• The task
Reproduce the records below exactly as given.
- - -
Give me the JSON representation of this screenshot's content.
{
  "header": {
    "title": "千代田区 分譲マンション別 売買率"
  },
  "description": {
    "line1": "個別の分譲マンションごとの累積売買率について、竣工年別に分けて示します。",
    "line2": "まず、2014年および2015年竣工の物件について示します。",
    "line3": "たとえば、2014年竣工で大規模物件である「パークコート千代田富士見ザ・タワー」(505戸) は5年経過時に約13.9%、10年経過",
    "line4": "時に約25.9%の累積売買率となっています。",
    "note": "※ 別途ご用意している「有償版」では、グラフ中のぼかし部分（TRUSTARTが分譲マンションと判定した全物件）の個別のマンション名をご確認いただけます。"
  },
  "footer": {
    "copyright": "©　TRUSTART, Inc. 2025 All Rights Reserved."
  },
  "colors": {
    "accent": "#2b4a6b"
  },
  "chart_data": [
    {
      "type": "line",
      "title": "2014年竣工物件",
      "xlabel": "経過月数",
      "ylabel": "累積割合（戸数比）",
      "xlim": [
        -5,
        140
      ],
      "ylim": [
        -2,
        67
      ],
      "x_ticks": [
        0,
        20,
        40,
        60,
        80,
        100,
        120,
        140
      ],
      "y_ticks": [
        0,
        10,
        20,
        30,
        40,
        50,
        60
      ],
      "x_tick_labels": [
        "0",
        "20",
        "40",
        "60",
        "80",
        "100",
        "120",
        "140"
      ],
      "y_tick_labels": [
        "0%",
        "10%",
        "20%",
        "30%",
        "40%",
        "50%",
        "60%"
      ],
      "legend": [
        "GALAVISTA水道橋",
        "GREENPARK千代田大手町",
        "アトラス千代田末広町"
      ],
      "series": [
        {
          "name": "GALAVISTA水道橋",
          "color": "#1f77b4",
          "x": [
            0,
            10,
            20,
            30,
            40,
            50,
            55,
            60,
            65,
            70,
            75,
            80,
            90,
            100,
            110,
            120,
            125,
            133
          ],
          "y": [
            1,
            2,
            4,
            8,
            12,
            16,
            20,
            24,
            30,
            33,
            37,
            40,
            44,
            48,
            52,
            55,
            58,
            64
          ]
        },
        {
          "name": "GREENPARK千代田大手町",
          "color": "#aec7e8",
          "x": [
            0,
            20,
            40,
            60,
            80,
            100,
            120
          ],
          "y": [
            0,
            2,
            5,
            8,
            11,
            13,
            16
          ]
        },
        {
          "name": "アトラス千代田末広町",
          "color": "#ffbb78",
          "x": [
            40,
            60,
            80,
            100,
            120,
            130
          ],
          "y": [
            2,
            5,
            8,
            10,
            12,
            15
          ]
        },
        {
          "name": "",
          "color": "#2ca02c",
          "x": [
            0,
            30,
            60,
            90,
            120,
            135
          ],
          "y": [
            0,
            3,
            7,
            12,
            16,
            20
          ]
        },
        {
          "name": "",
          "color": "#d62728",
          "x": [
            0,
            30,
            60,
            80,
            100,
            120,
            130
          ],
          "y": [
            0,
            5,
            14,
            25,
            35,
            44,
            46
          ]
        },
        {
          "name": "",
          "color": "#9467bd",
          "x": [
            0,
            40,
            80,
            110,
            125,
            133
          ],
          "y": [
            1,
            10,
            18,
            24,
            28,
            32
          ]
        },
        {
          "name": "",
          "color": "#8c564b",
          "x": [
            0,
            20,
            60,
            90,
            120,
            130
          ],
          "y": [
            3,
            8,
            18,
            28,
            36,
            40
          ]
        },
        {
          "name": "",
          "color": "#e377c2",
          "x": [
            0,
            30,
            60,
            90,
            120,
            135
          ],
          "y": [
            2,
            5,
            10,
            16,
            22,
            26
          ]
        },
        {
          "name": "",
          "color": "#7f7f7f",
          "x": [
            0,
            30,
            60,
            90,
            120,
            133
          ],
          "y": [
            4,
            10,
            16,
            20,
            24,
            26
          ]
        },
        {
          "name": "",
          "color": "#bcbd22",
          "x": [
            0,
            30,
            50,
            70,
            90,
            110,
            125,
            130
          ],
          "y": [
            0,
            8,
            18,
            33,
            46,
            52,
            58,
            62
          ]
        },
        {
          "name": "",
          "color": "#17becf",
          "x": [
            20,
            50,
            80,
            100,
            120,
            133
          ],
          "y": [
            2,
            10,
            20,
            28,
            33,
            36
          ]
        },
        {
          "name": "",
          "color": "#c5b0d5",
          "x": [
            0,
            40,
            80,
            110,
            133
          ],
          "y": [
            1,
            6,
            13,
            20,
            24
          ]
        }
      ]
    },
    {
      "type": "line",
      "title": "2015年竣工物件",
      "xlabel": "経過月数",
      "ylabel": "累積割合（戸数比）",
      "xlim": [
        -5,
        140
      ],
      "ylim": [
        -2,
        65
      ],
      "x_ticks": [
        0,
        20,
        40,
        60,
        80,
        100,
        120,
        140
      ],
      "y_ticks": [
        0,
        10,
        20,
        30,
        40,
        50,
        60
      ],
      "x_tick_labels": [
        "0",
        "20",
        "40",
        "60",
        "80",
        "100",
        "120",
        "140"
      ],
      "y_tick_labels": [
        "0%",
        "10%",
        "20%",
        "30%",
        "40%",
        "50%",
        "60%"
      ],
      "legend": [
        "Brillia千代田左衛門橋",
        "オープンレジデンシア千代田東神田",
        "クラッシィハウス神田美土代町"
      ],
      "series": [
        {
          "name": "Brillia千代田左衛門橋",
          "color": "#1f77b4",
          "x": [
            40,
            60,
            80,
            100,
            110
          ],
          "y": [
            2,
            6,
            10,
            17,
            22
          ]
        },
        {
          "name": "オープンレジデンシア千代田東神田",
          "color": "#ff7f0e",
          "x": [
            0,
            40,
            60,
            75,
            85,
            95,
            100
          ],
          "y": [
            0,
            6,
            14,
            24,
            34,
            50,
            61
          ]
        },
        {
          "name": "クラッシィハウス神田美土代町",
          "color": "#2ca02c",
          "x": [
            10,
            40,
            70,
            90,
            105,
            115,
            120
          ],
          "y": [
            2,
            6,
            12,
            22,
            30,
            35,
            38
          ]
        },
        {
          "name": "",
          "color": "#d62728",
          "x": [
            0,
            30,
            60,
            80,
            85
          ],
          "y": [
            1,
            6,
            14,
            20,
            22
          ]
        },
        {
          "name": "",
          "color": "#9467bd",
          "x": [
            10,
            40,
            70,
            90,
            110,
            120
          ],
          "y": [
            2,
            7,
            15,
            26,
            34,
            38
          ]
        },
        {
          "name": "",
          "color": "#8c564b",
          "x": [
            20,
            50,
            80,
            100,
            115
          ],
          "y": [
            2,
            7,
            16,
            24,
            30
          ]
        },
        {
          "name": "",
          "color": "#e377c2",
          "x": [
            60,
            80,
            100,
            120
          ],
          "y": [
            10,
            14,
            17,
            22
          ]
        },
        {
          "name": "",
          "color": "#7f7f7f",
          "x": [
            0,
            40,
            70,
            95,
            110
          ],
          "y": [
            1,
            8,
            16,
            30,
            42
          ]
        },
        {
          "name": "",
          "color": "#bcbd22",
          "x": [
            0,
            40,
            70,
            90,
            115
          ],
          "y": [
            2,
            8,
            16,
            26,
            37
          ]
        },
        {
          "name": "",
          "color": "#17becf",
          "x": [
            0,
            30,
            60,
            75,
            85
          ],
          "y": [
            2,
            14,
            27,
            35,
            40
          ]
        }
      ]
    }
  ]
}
- - -
• Written response
Give me the JSON representation of this screenshot's content.
{
  "header": {
    "title": "千代田区 分譲マンション別 売買率"
  },
  "description": {
    "line1": "個別の分譲マンションごとの累積売買率について、竣工年別に分けて示します。",
    "line2": "まず、2014年および2015年竣工の物件について示します。",
    "line3": "たとえば、2014年竣工で大規模物件である「パークコート千代田富士見ザ・タワー」(505戸) は5年経過時に約13.9%、10年経過",
    "line4": "時に約25.9%の累積売買率となっています。",
    "note": "※ 別途ご用意している「有償版」では、グラフ中のぼかし部分（TRUSTARTが分譲マンションと判定した全物件）の個別のマンション名をご確認いただけます。"
  },
  "footer": {
    "copyright": "©　TRUSTART, Inc. 2025 All Rights Reserved."
  },
  "colors": {
    "accent": "#2b4a6b"
  },
  "chart_data": [
    {
      "type": "line",
      "title": "2014年竣工物件",
      "xlabel": "経過月数",
      "ylabel": "累積割合（戸数比）",
      "xlim": [
        -5,
        140
      ],
      "ylim": [
        -2,
        67
      ],
      "x_ticks": [
        0,
        20,
        40,
        60,
        80,
        100,
        120,
        140
      ],
      "y_ticks": [
        0,
        10,
        20,
        30,
        40,
        50,
        60
      ],
      "x_tick_labels": [
        "0",
        "20",
        "40",
        "60",
        "80",
        "100",
        "120",
        "140"
      ],
      "y_tick_labels": [
        "0%",
        "10%",
        "20%",
        "30%",
        "40%",
        "50%",
        "60%"
      ],
      "legend": [
        "GALAVISTA水道橋",
        "GREENPARK千代田大手町",
        "アトラス千代田末広町"
      ],
      "series": [
        {
          "name": "GALAVISTA水道橋",
          "color": "#1f77b4",
          "x": [
            0,
            10,
            20,
            30,
            40,
            50,
            55,
            60,
            65,
            70,
            75,
            80,
            90,
            100,
            110,
            120,
            125,
            133
          ],
          "y": [
            1,
            2,
            4,
            8,
            12,
            16,
            20,
            24,
            30,
            33,
            37,
            40,
            44,
            48,
            52,
            55,
            58,
            64
          ]
        },
        {
          "name": "GREENPARK千代田大手町",
          "color": "#aec7e8",
          "x": [
            0,
            20,
            40,
            60,
            80,
            100,
            120
          ],
          "y": [
            0,
            2,
            5,
            8,
            11,
            13,
            16
          ]
        },
        {
          "name": "アトラス千代田末広町",
          "color": "#ffbb78",
          "x": [
            40,
            60,
            80,
            100,
            120,
            130
          ],
          "y": [
            2,
            5,
            8,
            10,
            12,
            15
          ]
        },
        {
          "name": "",
          "color": "#2ca02c",
          "x": [
            0,
            30,
            60,
            90,
            120,
            135
          ],
          "y": [
            0,
            3,
            7,
            12,
            16,
            20
          ]
        },
        {
          "name": "",
          "color": "#d62728",
          "x": [
            0,
            30,
            60,
            80,
            100,
            120,
            130
          ],
          "y": [
            0,
            5,
            14,
            25,
            35,
            44,
            46
          ]
        },
        {
          "name": "",
          "color": "#9467bd",
          "x": [
            0,
            40,
            80,
            110,
            125,
            133
          ],
          "y": [
            1,
            10,
            18,
            24,
            28,
            32
          ]
        },
        {
          "name": "",
          "color": "#8c564b",
          "x": [
            0,
            20,
            60,
            90,
            120,
            130
          ],
          "y": [
            3,
            8,
            18,
            28,
            36,
            40
          ]
        },
        {
          "name": "",
          "color": "#e377c2",
          "x": [
            0,
            30,
            60,
            90,
            120,
            135
          ],
          "y": [
            2,
            5,
            10,
            16,
            22,
            26
          ]
        },
        {
          "name": "",
          "color": "#7f7f7f",
          "x": [
            0,
            30,
            60,
            90,
            120,
            133
          ],
          "y": [
            4,
            10,
            16,
            20,
            24,
            26
          ]
        },
        {
          "name": "",
          "color": "#bcbd22",
          "x": [
            0,
            30,
            50,
            70,
            90,
            110,
            125,
            130
          ],
          "y": [
            0,
            8,
            18,
            33,
            46,
            52,
            58,
            62
          ]
        },
        {
          "name": "",
          "color": "#17becf",
          "x": [
            20,
            50,
            80,
            100,
            120,
            133
          ],
          "y": [
            2,
            10,
            20,
            28,
            33,
            36
          ]
        },
        {
          "name": "",
          "color": "#c5b0d5",
          "x": [
            0,
            40,
            80,
            110,
            133
          ],
          "y": [
            1,
            6,
            13,
            20,
            24
          ]
        }
      ]
    },
    {
      "type": "line",
      "title": "2015年竣工物件",
      "xlabel": "経過月数",
      "ylabel": "累積割合（戸数比）",
      "xlim": [
        -5,
        140
      ],
      "ylim": [
        -2,
        65
      ],
      "x_ticks": [
        0,
        20,
        40,
        60,
        80,
        100,
        120,
        140
      ],
      "y_ticks": [
        0,
        10,
        20,
        30,
        40,
        50,
        60
      ],
      "x_tick_labels": [
        "0",
        "20",
        "40",
        "60",
        "80",
        "100",
        "120",
        "140"
      ],
      "y_tick_labels": [
        "0%",
        "10%",
        "20%",
        "30%",
        "40%",
        "50%",
        "60%"
      ],
      "legend": [
        "Brillia千代田左衛門橋",
        "オープンレジデンシア千代田東神田",
        "クラッシィハウス神田美土代町"
      ],
      "series": [
        {
          "name": "Brillia千代田左衛門橋",
          "color": "#1f77b4",
          "x": [
            40,
            60,
            80,
            100,
            110
          ],
          "y": [
            2,
            6,
            10,
            17,
            22
          ]
        },
        {
          "name": "オープンレジデンシア千代田東神田",
          "color": "#ff7f0e",
          "x": [
            0,
            40,
            60,
            75,
            85,
            95,
            100
          ],
          "y": [
            0,
            6,
            14,
            24,
            34,
            50,
            61
          ]
        },
        {
          "name": "クラッシィハウス神田美土代町",
          "color": "#2ca02c",
          "x": [
            10,
            40,
            70,
            90,
            105,
            115,
            120
          ],
          "y": [
            2,
            6,
            12,
            22,
            30,
            35,
            38
          ]
        },
        {
          "name": "",
          "color": "#d62728",
          "x": [
            0,
            30,
            60,
            80,
            85
          ],
          "y": [
            1,
            6,
            14,
            20,
            22
          ]
        },
        {
          "name": "",
          "color": "#9467bd",
          "x": [
            10,
            40,
            70,
            90,
            110,
            120
          ],
          "y": [
            2,
            7,
            15,
            26,
            34,
            38
          ]
        },
        {
          "name": "",
          "color": "#8c564b",
          "x": [
            20,
            50,
            80,
            100,
            115
          ],
          "y": [
            2,
            7,
            16,
            24,
            30
          ]
        },
        {
          "name": "",
          "color": "#e377c2",
          "x": [
            60,
            80,
            100,
            120
          ],
          "y": [
            10,
            14,
            17,
            22
          ]
        },
        {
          "name": "",
          "color": "#7f7f7f",
          "x": [
            0,
            40,
            70,
            95,
            110
          ],
          "y": [
            1,
            8,
            16,
            30,
            42
          ]
        },
        {
          "name": "",
          "color": "#bcbd22",
          "x": [
            0,
            40,
            70,
            90,
            115
          ],
          "y": [
            2,
            8,
            16,
            26,
            37
          ]
        },
        {
          "name": "",
          "color": "#17becf",
          "x": [
            0,
            30,
            60,
            75,
            85
          ],
          "y": [
            2,
            14,
            27,
            35,
            40
          ]
        }
      ]
    }
  ]
}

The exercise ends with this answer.